What you need to do:
a: According to the excerpt below on measuring variation in Excel, why is Median Absolute Deviation more robust than Mean Absolute Deviation? Answer in one to three sentences.
b: Write the next part of the excerpt below on measuring variation in Excel, starting right after its last sentence.

Excerpt:
----
ANOVA uses the sum of the squares to calculate the within-sample variance, SSwithin-groups, and the between-sample variance, SSbetween-groups. The F Value for each F test in ANOVA is calculated as follows:

F Value = [ SSbetween-groups / dfbetween-groups ] / [SSwithin-groups / dfwithin-groups ]

The p Value for each F test in ANOVA is calculated in Excel as follows:

p Value = F.DIST.RT( F Value, dfbetween-groups , dfwithin-groups )

If the calculated p Value is smaller than the specified alpha, the factor that is being evaluated in the F test is deemed to be significant, i.e., has an effect on the data values.

Linear regression uses the sum of the squares to calculate total variation (SST), explained variation (SSR), and unexplained variation (SSE). R Square of a linear regression is calculated as follows:

R Square = (Explained variation) / (Total variation) = SSR / SST

 

MAD

MAD can refer to either Mean Absolute Deviation (sometimes called Average Absolute Deviation) or Median Absolute Deviation. It is necessary to clarify which of the two is being calculated when deriving MAD for a set of data.

 

Mean Absolute Deviation

Mean Absolute Deviation is calculated by the following formula:

Mean Absolute Deviation = 1/n * ∑ (xi – xavg)

Mean Absolute Deviation can be calculated in all versions of Excel with the following Excel formula:

AVEDEV(data range)

Following is an example of the calculation of Mean Absolute Deviation using both the formula and a more detailed showing each step of the calculation:

Variation in Excel - Mean Absolute Deviation

 

Median Absolute Deviation

Median Absolute Deviation relies on the median and is therefore more robust than Mean Absolute Deviation. Outliers have a much smaller effect on the median than on the mean.

Median Absolute Deviation is calculated by the following formula:

Mean Absolute Deviation = 1/n * ∑ (xi – Median)

Excel does not have a single formula to calculate Median Absolute Deviation as there is for Mean Absolute Deviation. Each individual step of the calculation must be performed as follows:

Variation in Excel - Median Absolute Deviation

Standard Deviation of a Continuous Distribution

This article has so far discussed the calculation of variation of discrete sets of data. The standard deviation of a population of data distributed according to probability function p(x) can be stated in general terms as follows:

Variation in Excel - Standard Deviation of a Continuous Variable
(Click On Image To See a Larger Version)

Many of the individual statistical distributions use specific, unique formulas to calculate standard deviation. For example, the variance of data that are distributed according to the binomial distribution is calculated by the formula np(1-p).

 

Effect of Changing Units

Unit can be changed by either adding a constant to each data measurement or by multiplying each data measurement by a constant. These two methods of altering the units of measuring have different effects on the measured variation for the data set as follows:

Adding a Constant to Each Data Value

Adding a constant to each data value does not change the distance between data values. All measures of variability therefore remain unchanged.
----
Dataset rows:
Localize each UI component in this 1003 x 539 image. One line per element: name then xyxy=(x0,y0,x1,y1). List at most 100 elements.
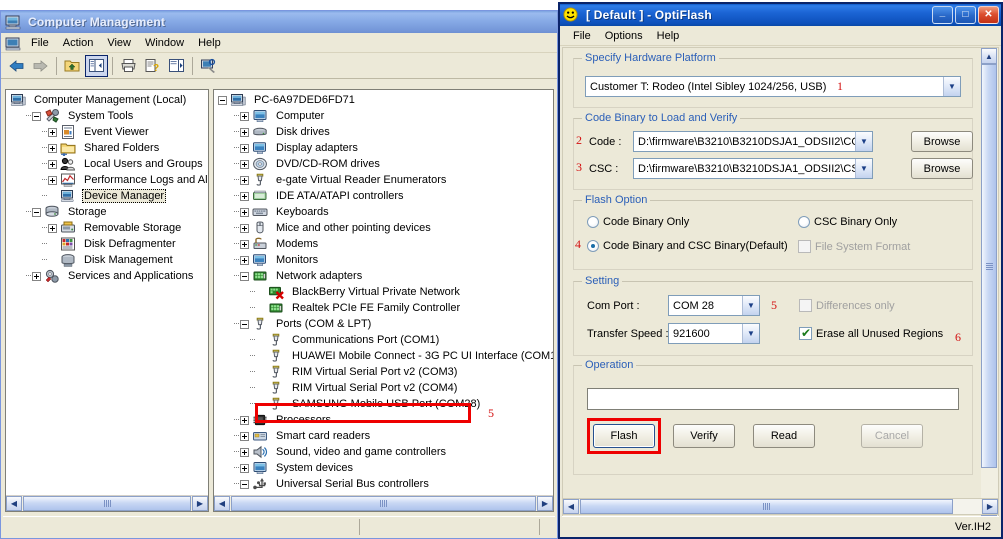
tree-item[interactable]: Disk Management xyxy=(6,252,208,268)
tree-item[interactable]: Monitors xyxy=(214,252,553,268)
radio-dot-code-only[interactable] xyxy=(587,216,599,228)
tree-item[interactable]: Keyboards xyxy=(214,204,553,220)
scroll-left-button[interactable]: ◀ xyxy=(6,496,22,511)
radio-dot-code-and-csc[interactable] xyxy=(587,240,599,252)
console-tree[interactable]: Computer Management (Local) System Tools E… xyxy=(6,90,208,494)
tree-item[interactable]: System Tools xyxy=(6,108,208,124)
tree-expander[interactable] xyxy=(240,431,249,441)
tree-expander[interactable] xyxy=(240,127,249,137)
code-chevron-down-icon[interactable]: ▼ xyxy=(855,132,872,151)
csc-path-value[interactable]: D:\firmware\B3210\B3210DSJA1_ODSII2\CSC_… xyxy=(634,163,855,175)
tree-item[interactable]: Universal Serial Bus controllers xyxy=(214,476,553,492)
tree-item[interactable]: Storage xyxy=(6,204,208,220)
verify-button[interactable]: Verify xyxy=(673,424,735,448)
tree-item[interactable]: Communications Port (COM1) xyxy=(214,332,553,348)
tree-item[interactable]: Modems xyxy=(214,236,553,252)
radio-csc-binary-only[interactable]: CSC Binary Only xyxy=(798,216,897,228)
tree-item[interactable]: Smart card readers xyxy=(214,428,553,444)
properties-help-icon[interactable]: ? xyxy=(141,55,164,77)
optiflash-menubar[interactable]: File Options Help xyxy=(560,26,1001,46)
optiflash-scroll-left-button[interactable]: ◀ xyxy=(563,499,579,514)
print-icon[interactable] xyxy=(117,55,140,77)
optiflash-menu-file[interactable]: File xyxy=(566,28,598,44)
tree-expander[interactable] xyxy=(240,223,249,233)
tree-item[interactable]: SAMSUNG Mobile USB Port (COM28) xyxy=(214,396,553,412)
tree-expander[interactable] xyxy=(32,111,41,121)
close-button[interactable]: ✕ xyxy=(978,6,999,24)
code-path-value[interactable]: D:\firmware\B3210\B3210DSJA1_ODSII2\CODE… xyxy=(634,136,855,148)
tree-item[interactable]: Ports (COM & LPT) xyxy=(214,316,553,332)
tree-expander[interactable] xyxy=(240,255,249,265)
tree-expander[interactable] xyxy=(240,143,249,153)
tree-item[interactable]: Network adapters xyxy=(214,268,553,284)
menu-help[interactable]: Help xyxy=(191,35,228,51)
checkbox-erase-all-unused[interactable]: Erase all Unused Regions xyxy=(799,326,943,340)
hscroll-track[interactable] xyxy=(23,496,191,511)
tree-item[interactable]: Mice and other pointing devices xyxy=(214,220,553,236)
tree-expander[interactable] xyxy=(240,447,249,457)
device-tree-pane[interactable]: PC-6A97DED6FD71 Computer Disk drives Displa… xyxy=(213,89,554,512)
tree-expander[interactable] xyxy=(48,159,57,169)
show-pane-icon[interactable] xyxy=(165,55,188,77)
tree-item[interactable]: HUAWEI Mobile Connect - 3G PC UI Interfa… xyxy=(214,348,553,364)
csc-browse-button[interactable]: Browse xyxy=(911,158,973,179)
menu-file[interactable]: File xyxy=(24,35,56,51)
tree-expander[interactable] xyxy=(48,175,57,185)
optiflash-window-buttons[interactable]: _ □ ✕ xyxy=(932,6,999,24)
device-scroll-right-button[interactable]: ▶ xyxy=(537,496,553,511)
tree-item[interactable]: Disk Defragmenter xyxy=(6,236,208,252)
tree-item[interactable]: Shared Folders xyxy=(6,140,208,156)
optiflash-hscroll-thumb[interactable] xyxy=(580,499,953,514)
tree-item[interactable]: Realtek PCIe FE Family Controller xyxy=(214,300,553,316)
tree-item[interactable]: Removable Storage xyxy=(6,220,208,236)
code-browse-button[interactable]: Browse xyxy=(911,131,973,152)
read-button[interactable]: Read xyxy=(753,424,815,448)
console-tree-hscrollbar[interactable]: ◀ ▶ xyxy=(6,495,208,511)
up-folder-icon[interactable] xyxy=(61,55,84,77)
vscroll-thumb[interactable] xyxy=(981,64,997,468)
tree-expander[interactable] xyxy=(240,191,249,201)
tree-item[interactable]: Services and Applications xyxy=(6,268,208,284)
radio-code-and-csc[interactable]: Code Binary and CSC Binary(Default) xyxy=(587,240,788,252)
radio-dot-csc-only[interactable] xyxy=(798,216,810,228)
com-port-combo[interactable]: COM 28 ▼ xyxy=(668,295,760,316)
tree-item[interactable]: System devices xyxy=(214,460,553,476)
device-tree-hscrollbar[interactable]: ◀ ▶ xyxy=(214,495,553,511)
tree-item[interactable]: Device Manager xyxy=(6,188,208,204)
tree-item[interactable]: PC-6A97DED6FD71 xyxy=(214,92,553,108)
csc-path-combo[interactable]: D:\firmware\B3210\B3210DSJA1_ODSII2\CSC_… xyxy=(633,158,873,179)
back-arrow-icon[interactable] xyxy=(5,55,28,77)
tree-expander[interactable] xyxy=(48,223,57,233)
device-scroll-left-button[interactable]: ◀ xyxy=(214,496,230,511)
tree-item[interactable]: DVD/CD-ROM drives xyxy=(214,156,553,172)
checkbox-box-erase-all-unused[interactable] xyxy=(799,326,812,340)
hscroll-thumb[interactable] xyxy=(23,496,191,511)
optiflash-menu-options[interactable]: Options xyxy=(598,28,650,44)
tree-expander[interactable] xyxy=(240,463,249,473)
com-port-chevron-down-icon[interactable]: ▼ xyxy=(742,296,759,315)
operation-log-field[interactable] xyxy=(587,388,959,410)
tree-expander[interactable] xyxy=(48,127,57,137)
device-hscroll-track[interactable] xyxy=(231,496,536,511)
transfer-speed-chevron-down-icon[interactable]: ▼ xyxy=(742,324,759,343)
tree-item[interactable]: Local Users and Groups xyxy=(6,156,208,172)
tree-item[interactable]: IDE ATA/ATAPI controllers xyxy=(214,188,553,204)
transfer-speed-combo[interactable]: 921600 ▼ xyxy=(668,323,760,344)
code-path-combo[interactable]: D:\firmware\B3210\B3210DSJA1_ODSII2\CODE… xyxy=(633,131,873,152)
tree-item[interactable]: Sound, video and game controllers xyxy=(214,444,553,460)
optiflash-menu-help[interactable]: Help xyxy=(650,28,687,44)
optiflash-hscrollbar[interactable]: ◀ ▶ xyxy=(562,498,999,515)
tree-expander[interactable] xyxy=(240,319,249,329)
tree-item[interactable]: Computer Management (Local) xyxy=(6,92,208,108)
radio-code-binary-only[interactable]: Code Binary Only xyxy=(587,216,689,228)
forward-arrow-icon[interactable] xyxy=(29,55,52,77)
maximize-button[interactable]: □ xyxy=(955,6,976,24)
menu-view[interactable]: View xyxy=(100,35,138,51)
tree-expander[interactable] xyxy=(48,143,57,153)
optiflash-window[interactable]: [ Default ] - OptiFlash _ □ ✕ File Optio… xyxy=(558,2,1003,539)
chevron-down-icon[interactable]: ▼ xyxy=(943,77,960,96)
optiflash-hscroll-track[interactable] xyxy=(580,499,981,514)
device-hscroll-thumb[interactable] xyxy=(231,496,536,511)
tree-expander[interactable] xyxy=(240,479,249,489)
tree-item[interactable]: Processors xyxy=(214,412,553,428)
----
Per-task answers:
a: Median Absolute Deviation is based on the median, and outliers affect the median much less than they affect the mean. That reliance on the median makes it more robust than Mean Absolute Deviation.

b:
Multiplying Each Data Value By a Constant

Multiplying each data value by a constant multiplies range and standard deviation by the value of the constant. The variance is multiplied by the square of the constant.

 

Range

Range of a data set simply equals the highest data value minus the lowest data value. Excel does not have a formula that specifically calculates the range of a data set. This must be implemented in Excel as follows:

Range = MAX(data range) – MIN(data range)

Range is sensitive only to changes in the outermost data values but not changes to any other data values.

 

Interquartile Range

Quartiles divide rank-ordered data into four equal parts, i.e., quartiles Q1, Q2, Q3, and Q4 which contains the highest values. Each quartile represent a range into which one quarter of the data points fall. The upper and lower endpoints of each quartile are not data points of the data set but are the borders of the interval that contains one quarter of the data points.

The interquartile range is the width of the middle two quartiles combined. This is the distance between the upper boundary of Q2 and the lower boundary of Q3.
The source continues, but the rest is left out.